Input data
━━━━━━━━━━━━━━━━━━━━
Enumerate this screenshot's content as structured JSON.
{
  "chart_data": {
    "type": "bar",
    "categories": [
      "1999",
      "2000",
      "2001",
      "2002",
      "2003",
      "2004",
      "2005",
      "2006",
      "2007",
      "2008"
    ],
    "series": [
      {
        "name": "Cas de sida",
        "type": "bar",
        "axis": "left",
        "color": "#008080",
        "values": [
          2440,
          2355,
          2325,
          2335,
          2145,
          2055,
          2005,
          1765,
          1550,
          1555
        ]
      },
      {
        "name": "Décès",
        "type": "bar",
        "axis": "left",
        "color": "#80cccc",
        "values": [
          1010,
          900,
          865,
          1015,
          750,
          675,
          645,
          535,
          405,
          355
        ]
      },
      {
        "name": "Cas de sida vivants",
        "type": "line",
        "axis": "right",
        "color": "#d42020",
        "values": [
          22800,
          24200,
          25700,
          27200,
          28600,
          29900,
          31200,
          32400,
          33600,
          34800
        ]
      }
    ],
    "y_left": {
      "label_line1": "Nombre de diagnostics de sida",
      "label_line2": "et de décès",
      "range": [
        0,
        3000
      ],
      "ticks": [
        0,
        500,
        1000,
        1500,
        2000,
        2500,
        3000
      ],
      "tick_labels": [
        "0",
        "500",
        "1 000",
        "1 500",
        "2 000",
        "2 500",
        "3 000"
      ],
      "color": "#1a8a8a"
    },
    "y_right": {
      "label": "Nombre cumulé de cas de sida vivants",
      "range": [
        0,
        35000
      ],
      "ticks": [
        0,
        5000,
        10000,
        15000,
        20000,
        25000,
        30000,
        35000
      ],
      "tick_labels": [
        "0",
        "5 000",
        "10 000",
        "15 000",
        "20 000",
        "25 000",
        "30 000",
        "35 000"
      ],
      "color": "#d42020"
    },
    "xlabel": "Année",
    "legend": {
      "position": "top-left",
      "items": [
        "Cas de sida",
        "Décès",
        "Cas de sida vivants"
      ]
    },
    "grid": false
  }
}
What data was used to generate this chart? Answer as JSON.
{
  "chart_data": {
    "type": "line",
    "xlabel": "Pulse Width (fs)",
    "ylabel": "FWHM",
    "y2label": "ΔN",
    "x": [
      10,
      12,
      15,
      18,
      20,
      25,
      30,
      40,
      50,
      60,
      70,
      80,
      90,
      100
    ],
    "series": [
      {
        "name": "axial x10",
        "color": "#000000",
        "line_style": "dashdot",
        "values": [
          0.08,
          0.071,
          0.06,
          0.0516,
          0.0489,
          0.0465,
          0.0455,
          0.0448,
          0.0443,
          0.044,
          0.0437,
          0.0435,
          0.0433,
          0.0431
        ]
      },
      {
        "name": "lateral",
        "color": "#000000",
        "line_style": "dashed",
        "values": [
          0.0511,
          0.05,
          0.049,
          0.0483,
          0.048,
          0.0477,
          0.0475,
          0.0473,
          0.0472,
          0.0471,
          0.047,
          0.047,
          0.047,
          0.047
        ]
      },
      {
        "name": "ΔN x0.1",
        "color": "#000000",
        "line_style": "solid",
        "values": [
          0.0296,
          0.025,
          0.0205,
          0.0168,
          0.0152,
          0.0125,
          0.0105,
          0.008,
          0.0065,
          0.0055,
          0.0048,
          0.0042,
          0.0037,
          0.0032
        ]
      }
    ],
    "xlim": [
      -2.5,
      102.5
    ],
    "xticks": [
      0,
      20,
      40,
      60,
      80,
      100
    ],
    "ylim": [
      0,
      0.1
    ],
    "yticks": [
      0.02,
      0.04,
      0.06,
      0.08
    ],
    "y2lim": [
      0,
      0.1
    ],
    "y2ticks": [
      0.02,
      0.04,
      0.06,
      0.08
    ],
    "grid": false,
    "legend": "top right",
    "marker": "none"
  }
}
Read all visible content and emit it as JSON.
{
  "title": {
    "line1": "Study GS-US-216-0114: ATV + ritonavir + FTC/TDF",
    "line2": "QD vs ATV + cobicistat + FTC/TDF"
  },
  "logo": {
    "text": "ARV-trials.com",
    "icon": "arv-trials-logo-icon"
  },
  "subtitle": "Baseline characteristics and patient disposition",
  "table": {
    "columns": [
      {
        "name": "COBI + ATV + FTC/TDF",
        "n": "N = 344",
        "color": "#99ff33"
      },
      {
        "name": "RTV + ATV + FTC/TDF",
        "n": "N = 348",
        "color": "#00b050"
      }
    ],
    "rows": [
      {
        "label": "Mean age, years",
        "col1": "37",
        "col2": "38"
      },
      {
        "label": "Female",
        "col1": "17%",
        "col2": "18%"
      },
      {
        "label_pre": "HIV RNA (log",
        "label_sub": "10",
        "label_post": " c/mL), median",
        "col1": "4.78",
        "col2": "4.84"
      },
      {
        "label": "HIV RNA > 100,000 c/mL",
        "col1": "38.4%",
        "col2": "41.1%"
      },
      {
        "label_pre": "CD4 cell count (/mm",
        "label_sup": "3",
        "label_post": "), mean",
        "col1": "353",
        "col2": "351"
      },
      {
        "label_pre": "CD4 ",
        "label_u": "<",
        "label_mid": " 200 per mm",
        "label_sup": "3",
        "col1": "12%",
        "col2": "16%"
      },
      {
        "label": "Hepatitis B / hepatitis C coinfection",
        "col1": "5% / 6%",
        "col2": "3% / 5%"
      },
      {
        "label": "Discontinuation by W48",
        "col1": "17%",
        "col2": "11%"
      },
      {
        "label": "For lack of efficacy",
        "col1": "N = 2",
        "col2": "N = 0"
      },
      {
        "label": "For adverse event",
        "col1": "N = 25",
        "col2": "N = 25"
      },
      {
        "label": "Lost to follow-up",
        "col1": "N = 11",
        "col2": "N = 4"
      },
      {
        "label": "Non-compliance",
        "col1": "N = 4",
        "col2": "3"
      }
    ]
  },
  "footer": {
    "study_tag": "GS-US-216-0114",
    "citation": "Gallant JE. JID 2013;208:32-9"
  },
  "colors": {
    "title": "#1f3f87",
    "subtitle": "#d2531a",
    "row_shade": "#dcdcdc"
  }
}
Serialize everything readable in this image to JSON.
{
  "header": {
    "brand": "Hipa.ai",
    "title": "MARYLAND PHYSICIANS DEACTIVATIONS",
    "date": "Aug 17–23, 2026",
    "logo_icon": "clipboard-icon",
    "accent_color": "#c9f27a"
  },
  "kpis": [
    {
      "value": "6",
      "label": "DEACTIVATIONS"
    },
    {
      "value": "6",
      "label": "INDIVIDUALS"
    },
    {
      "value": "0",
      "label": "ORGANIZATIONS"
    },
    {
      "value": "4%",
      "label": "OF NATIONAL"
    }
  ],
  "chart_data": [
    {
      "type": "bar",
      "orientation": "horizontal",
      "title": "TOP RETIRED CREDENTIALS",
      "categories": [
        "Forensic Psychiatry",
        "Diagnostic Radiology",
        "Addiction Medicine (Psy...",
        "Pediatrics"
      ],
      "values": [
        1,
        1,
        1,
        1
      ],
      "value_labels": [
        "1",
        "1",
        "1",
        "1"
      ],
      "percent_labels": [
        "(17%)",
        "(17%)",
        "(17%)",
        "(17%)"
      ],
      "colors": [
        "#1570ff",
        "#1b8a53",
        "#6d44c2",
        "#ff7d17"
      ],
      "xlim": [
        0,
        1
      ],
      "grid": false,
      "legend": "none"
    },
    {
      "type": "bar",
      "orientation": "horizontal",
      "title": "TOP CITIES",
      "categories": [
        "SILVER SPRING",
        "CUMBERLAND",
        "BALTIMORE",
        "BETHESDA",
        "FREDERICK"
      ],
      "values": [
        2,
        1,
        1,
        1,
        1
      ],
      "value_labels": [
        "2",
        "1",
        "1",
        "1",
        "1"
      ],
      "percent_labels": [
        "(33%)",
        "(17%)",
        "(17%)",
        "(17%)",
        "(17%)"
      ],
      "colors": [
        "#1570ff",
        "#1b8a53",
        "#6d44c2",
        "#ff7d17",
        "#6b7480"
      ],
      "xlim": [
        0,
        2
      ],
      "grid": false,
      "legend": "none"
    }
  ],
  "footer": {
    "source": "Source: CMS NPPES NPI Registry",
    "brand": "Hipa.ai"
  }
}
━━━━━━━━━━━━━━━━━━━━
Copy out each line of the data where the string "sida" appears.

        "name": "Cas de sida",
        "name": "Cas de sida vivants",
      "label_line1": "Nombre de diagnostics de sida",
      "label": "Nombre cumulé de cas de sida vivants",
        "Cas de sida",
        "Cas de sida vivants"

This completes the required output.